--- START OF GIVEN RECORDS ---
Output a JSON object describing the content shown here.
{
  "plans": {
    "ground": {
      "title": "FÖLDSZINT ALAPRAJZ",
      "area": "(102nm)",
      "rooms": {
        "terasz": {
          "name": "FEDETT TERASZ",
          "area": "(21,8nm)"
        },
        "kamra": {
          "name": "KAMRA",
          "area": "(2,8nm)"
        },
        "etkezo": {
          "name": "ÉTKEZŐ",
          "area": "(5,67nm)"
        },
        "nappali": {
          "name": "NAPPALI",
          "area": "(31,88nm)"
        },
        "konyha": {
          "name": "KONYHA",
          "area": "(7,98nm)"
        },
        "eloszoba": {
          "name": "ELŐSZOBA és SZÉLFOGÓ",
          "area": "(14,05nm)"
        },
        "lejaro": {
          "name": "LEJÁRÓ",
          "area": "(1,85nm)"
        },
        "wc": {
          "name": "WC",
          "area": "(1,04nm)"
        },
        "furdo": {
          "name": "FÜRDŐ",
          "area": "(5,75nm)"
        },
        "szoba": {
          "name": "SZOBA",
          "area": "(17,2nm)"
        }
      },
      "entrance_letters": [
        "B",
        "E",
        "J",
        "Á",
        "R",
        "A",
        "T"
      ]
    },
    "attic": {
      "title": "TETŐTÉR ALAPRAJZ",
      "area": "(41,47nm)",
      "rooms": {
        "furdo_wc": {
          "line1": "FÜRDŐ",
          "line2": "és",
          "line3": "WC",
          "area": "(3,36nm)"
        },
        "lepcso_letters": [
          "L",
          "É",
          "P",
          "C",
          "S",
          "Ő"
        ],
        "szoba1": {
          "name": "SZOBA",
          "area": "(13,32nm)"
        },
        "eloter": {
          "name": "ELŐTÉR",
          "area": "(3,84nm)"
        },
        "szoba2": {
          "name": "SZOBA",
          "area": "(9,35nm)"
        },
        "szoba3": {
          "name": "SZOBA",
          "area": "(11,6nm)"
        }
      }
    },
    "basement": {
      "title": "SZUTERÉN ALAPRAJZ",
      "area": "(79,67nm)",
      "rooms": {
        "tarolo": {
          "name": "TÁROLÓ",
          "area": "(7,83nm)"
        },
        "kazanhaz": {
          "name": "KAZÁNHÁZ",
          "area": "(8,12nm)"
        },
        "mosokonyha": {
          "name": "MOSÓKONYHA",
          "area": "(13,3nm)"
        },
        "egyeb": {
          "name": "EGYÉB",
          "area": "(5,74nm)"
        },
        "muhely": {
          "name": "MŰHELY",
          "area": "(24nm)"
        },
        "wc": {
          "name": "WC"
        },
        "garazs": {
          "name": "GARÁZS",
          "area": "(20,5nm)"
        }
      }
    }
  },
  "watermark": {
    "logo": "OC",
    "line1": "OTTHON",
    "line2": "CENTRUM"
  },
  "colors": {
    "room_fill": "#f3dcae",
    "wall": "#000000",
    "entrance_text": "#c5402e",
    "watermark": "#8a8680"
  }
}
--- END OF GIVEN RECORDS ---
--- START OF GIVEN RECORDS ---
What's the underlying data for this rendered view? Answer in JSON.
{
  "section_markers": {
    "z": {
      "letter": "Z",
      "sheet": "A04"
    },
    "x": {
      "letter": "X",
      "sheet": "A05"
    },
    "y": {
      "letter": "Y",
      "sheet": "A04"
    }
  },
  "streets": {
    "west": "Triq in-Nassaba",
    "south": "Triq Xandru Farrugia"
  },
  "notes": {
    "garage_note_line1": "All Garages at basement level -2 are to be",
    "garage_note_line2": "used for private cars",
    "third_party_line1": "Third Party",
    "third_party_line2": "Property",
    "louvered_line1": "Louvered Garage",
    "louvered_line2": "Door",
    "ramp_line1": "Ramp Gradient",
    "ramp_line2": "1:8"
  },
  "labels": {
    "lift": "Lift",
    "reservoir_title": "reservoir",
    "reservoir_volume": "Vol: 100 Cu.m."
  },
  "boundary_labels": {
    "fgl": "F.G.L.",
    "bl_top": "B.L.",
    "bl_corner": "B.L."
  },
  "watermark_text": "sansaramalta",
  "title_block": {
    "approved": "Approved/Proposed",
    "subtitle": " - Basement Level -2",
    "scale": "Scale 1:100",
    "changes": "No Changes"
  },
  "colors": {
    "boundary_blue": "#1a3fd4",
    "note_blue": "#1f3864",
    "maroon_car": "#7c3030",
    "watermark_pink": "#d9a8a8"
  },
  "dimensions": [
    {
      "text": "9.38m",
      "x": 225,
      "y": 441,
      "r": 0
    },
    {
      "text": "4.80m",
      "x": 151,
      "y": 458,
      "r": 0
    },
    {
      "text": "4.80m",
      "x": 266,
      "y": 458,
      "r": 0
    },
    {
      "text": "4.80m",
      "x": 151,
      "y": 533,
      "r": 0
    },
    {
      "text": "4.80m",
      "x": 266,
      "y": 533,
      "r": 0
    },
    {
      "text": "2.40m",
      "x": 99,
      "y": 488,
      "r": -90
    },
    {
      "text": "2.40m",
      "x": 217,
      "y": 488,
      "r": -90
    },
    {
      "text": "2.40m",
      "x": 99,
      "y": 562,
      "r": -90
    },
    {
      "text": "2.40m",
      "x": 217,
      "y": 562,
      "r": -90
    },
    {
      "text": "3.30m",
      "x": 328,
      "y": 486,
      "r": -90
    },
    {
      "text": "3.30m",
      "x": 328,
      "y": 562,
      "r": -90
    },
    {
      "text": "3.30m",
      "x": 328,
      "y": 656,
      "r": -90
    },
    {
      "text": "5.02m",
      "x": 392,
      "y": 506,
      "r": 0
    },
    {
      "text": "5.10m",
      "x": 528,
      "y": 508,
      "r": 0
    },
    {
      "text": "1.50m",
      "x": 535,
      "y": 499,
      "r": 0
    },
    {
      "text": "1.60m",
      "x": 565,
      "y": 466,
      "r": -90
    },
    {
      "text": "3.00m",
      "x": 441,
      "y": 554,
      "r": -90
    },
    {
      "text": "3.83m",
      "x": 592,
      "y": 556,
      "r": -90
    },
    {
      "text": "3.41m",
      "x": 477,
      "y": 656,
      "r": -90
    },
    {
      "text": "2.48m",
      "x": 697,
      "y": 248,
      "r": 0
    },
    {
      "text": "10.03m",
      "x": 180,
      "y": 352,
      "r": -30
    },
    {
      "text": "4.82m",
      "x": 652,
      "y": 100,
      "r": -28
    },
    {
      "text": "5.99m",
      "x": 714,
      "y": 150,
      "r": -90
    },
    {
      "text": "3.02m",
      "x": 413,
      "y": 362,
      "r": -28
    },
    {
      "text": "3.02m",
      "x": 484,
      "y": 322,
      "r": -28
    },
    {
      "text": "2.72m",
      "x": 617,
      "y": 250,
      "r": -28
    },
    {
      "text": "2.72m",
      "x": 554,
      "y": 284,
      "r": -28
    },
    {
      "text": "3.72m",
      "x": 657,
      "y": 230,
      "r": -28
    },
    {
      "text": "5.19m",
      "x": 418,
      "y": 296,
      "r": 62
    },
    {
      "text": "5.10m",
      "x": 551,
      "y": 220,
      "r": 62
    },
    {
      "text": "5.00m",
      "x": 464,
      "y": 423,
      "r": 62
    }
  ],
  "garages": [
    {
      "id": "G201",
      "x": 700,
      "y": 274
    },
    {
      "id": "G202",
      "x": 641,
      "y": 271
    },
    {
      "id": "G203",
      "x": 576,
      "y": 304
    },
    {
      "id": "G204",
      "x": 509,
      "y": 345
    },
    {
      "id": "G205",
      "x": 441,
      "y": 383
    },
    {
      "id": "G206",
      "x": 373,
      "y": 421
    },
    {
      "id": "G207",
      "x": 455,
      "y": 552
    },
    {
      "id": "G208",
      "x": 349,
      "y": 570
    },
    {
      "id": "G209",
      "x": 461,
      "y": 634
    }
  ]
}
--- END OF GIVEN RECORDS ---
--- START OF GIVEN RECORDS ---
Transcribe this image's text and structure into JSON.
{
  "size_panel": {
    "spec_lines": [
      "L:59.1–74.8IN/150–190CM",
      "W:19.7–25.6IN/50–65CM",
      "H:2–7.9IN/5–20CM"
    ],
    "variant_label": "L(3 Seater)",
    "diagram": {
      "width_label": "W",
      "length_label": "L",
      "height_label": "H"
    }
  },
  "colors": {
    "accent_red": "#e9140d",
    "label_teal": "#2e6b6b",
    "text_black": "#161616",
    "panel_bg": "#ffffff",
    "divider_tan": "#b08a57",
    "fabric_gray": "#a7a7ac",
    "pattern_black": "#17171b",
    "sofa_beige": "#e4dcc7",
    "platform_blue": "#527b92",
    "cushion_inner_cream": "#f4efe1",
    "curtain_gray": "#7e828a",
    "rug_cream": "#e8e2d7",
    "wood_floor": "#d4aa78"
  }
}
--- END OF GIVEN RECORDS ---
TASK TO CARRY OUT:
Search the records above for "this". Copy each line where it is found.

TASK RESPONSE:
What's the underlying data for this rendered view? Answer in JSON.
Transcribe this image's text and structure into JSON.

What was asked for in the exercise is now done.